Data for the task.
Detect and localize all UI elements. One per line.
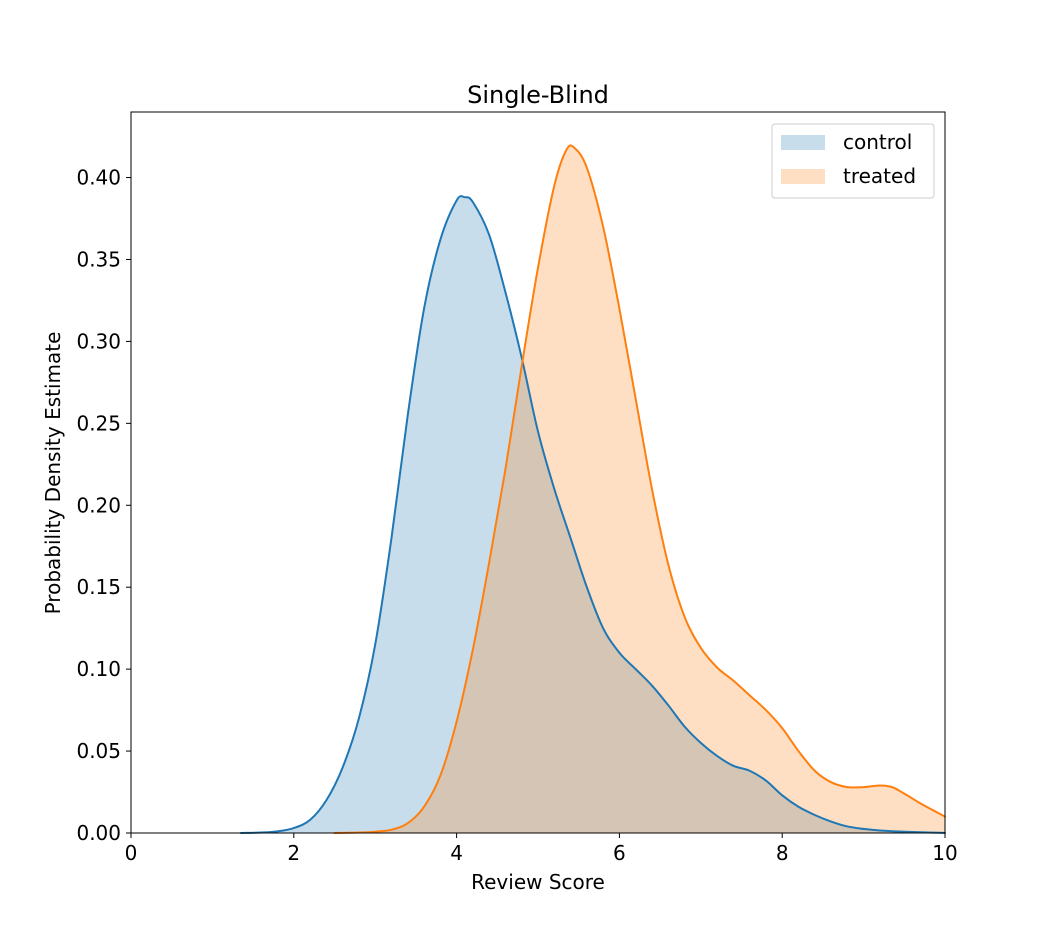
y-tick-label: 0.35 <box>76 247 121 271</box>
legend-label-control: control <box>843 130 912 154</box>
y-tick-label: 0.40 <box>76 166 121 190</box>
y-tick-label: 0.15 <box>76 575 121 599</box>
plot-lines <box>239 144 946 834</box>
x-tick-label: 6 <box>613 841 626 865</box>
chart-title: Single-Blind <box>467 81 609 109</box>
area-fill-treated <box>334 145 945 833</box>
x-axis: 0 2 4 6 8 10 <box>125 833 958 865</box>
y-axis: 0.00 0.05 0.10 0.15 0.20 0.25 0.30 0.35 0.40 <box>76 166 131 845</box>
y-tick-label: 0.00 <box>76 821 121 845</box>
x-tick-label: 8 <box>776 841 789 865</box>
y-tick-label: 0.25 <box>76 411 121 435</box>
x-tick-label: 2 <box>287 841 300 865</box>
legend: control treated <box>771 123 935 199</box>
x-axis-label: Review Score <box>471 870 605 894</box>
x-tick-label: 4 <box>450 841 463 865</box>
y-tick-label: 0.10 <box>76 657 121 681</box>
plot-frame <box>130 111 946 834</box>
legend-label-treated: treated <box>843 164 916 188</box>
y-axis-label: Probability Density Estimate <box>41 332 65 615</box>
x-tick-label: 0 <box>125 841 138 865</box>
legend-swatch-control <box>781 135 825 150</box>
y-tick-label: 0.05 <box>76 739 121 763</box>
y-tick-label: 0.20 <box>76 493 121 517</box>
legend-box <box>771 123 935 199</box>
x-tick-label: 10 <box>932 841 957 865</box>
density-line-control <box>239 195 946 834</box>
density-line-treated <box>333 144 946 834</box>
y-tick-label: 0.30 <box>76 329 121 353</box>
legend-swatch-treated <box>781 169 825 184</box>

Directions. Turn every line of the material above into a Markdown table with two columns, Row and Line. Number the rows, skip any blank lines, and leave the pictures out.

Result for this exercise.
| Row | Line |
|---|---|
| 1 | Detect and localize all UI elements. One per line. |
| 2 | y-tick-label: 0.35 <box>76 247 121 271</box> |
| 3 | legend-label-control: control <box>843 130 912 154</box> |
| 4 | y-tick-label: 0.40 <box>76 166 121 190</box> |
| 5 | y-tick-label: 0.15 <box>76 575 121 599</box> |
| 6 | plot-lines <box>239 144 946 834</box> |
| 7 | x-tick-label: 6 <box>613 841 626 865</box> |
| 8 | chart-title: Single-Blind <box>467 81 609 109</box> |
| 9 | area-fill-treated <box>334 145 945 833</box> |
| 10 | x-axis: 0 2 4 6 8 10 <box>125 833 958 865</box> |
| 11 | y-axis: 0.00 0.05 0.10 0.15 0.20 0.25 0.30 0.35 0.40 <box>76 166 131 845</box> |
| 12 | y-tick-label: 0.00 <box>76 821 121 845</box> |
| 13 | x-tick-label: 8 <box>776 841 789 865</box> |
| 14 | y-tick-label: 0.25 <box>76 411 121 435</box> |
| 15 | x-tick-label: 2 <box>287 841 300 865</box> |
| 16 | legend: control treated <box>771 123 935 199</box> |
| 17 | x-axis-label: Review Score <box>471 870 605 894</box> |
| 18 | x-tick-label: 4 <box>450 841 463 865</box> |
| 19 | y-tick-label: 0.10 <box>76 657 121 681</box> |
| 20 | plot-frame <box>130 111 946 834</box> |
| 21 | legend-label-treated: treated <box>843 164 916 188</box> |
| 22 | y-axis-label: Probability Density Estimate <box>41 332 65 615</box> |
| 23 | x-tick-label: 0 <box>125 841 138 865</box> |
| 24 | legend-swatch-control <box>781 135 825 150</box> |
| 25 | y-tick-label: 0.05 <box>76 739 121 763</box> |
| 26 | y-tick-label: 0.20 <box>76 493 121 517</box> |
| 27 | legend-box <box>771 123 935 199</box> |
| 28 | x-tick-label: 10 <box>932 841 957 865</box> |
| 29 | density-line-control <box>239 195 946 834</box> |
| 30 | density-line-treated <box>333 144 946 834</box> |
| 31 | y-tick-label: 0.30 <box>76 329 121 353</box> |
| 32 | legend-swatch-treated <box>781 169 825 184</box> |